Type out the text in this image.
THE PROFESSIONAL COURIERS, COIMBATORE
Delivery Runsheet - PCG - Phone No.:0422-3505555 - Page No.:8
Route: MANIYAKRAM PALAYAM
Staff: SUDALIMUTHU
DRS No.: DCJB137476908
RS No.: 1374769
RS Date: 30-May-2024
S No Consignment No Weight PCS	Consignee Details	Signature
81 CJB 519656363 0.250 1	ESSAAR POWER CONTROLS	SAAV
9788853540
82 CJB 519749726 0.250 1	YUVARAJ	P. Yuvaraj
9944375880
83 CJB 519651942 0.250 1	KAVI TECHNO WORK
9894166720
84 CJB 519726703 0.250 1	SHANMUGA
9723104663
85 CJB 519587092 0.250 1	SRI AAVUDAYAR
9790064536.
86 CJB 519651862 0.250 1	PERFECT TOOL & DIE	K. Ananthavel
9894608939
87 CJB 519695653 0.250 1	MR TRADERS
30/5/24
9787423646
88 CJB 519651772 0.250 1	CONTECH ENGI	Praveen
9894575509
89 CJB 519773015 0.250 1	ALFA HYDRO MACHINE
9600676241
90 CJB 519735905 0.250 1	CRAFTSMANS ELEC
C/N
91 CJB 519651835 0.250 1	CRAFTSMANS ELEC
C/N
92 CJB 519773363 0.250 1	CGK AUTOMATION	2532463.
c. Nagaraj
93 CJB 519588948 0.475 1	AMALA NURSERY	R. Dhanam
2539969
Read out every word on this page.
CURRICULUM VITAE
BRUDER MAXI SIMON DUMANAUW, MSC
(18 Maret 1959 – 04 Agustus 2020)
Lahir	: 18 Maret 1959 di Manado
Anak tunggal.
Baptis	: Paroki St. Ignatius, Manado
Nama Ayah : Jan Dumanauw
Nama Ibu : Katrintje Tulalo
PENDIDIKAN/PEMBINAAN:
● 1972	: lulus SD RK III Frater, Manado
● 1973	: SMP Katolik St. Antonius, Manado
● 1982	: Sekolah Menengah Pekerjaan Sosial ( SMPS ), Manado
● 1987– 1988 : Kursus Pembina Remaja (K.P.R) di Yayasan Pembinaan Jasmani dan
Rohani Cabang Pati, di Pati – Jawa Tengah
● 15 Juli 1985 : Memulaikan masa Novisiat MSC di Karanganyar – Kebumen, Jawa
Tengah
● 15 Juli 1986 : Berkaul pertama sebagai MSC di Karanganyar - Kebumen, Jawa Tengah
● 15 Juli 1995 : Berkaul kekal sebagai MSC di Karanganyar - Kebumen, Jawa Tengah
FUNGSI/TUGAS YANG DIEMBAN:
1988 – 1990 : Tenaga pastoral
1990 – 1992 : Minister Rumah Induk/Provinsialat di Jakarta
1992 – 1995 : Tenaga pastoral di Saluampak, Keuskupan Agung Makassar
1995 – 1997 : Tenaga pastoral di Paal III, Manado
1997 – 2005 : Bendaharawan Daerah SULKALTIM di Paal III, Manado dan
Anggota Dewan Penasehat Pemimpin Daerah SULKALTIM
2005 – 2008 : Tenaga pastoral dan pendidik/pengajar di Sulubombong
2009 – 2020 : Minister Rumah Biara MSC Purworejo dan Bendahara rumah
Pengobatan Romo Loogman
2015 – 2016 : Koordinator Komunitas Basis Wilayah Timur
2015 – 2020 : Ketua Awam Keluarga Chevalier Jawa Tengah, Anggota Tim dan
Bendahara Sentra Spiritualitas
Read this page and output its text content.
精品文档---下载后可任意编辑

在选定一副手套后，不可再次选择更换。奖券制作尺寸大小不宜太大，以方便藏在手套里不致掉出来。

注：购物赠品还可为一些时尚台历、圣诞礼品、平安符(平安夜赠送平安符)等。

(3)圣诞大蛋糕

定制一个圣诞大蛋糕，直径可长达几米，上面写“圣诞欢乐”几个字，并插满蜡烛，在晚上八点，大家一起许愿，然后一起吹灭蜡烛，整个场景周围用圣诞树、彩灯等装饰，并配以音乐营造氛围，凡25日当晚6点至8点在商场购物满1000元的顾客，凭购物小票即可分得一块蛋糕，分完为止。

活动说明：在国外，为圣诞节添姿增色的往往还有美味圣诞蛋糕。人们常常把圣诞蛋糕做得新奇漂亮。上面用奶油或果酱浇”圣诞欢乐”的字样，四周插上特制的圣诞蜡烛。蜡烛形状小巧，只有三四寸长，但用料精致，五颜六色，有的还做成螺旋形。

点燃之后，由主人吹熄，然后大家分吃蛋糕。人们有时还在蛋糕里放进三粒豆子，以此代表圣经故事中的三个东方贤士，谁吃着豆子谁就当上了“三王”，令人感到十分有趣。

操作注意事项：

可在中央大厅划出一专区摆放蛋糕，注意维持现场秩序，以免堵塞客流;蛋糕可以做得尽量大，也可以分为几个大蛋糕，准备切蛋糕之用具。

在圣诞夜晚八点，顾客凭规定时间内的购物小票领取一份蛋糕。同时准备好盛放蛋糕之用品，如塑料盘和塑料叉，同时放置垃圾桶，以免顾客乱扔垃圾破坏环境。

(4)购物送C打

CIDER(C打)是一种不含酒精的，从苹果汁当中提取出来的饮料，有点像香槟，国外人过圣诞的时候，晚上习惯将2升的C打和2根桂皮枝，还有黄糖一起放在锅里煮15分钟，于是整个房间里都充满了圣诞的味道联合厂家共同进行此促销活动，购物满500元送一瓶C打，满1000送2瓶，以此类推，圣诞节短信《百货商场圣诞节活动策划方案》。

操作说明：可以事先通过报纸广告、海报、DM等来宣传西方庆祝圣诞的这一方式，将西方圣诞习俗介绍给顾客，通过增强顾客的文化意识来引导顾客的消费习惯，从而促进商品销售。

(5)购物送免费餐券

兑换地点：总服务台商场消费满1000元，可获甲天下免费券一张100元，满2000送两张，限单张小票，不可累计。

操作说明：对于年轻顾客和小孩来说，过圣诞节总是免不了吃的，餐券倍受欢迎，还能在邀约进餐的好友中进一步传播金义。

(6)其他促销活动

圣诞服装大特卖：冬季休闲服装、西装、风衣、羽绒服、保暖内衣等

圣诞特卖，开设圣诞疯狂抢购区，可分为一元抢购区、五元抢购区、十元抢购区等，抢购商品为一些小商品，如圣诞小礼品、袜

Problem requirements: Scan the lines for the string "this". Copy out each line that matches.

Task answer:
Type out the text in this image.
Read out every word on this page.
Read this page and output its text content.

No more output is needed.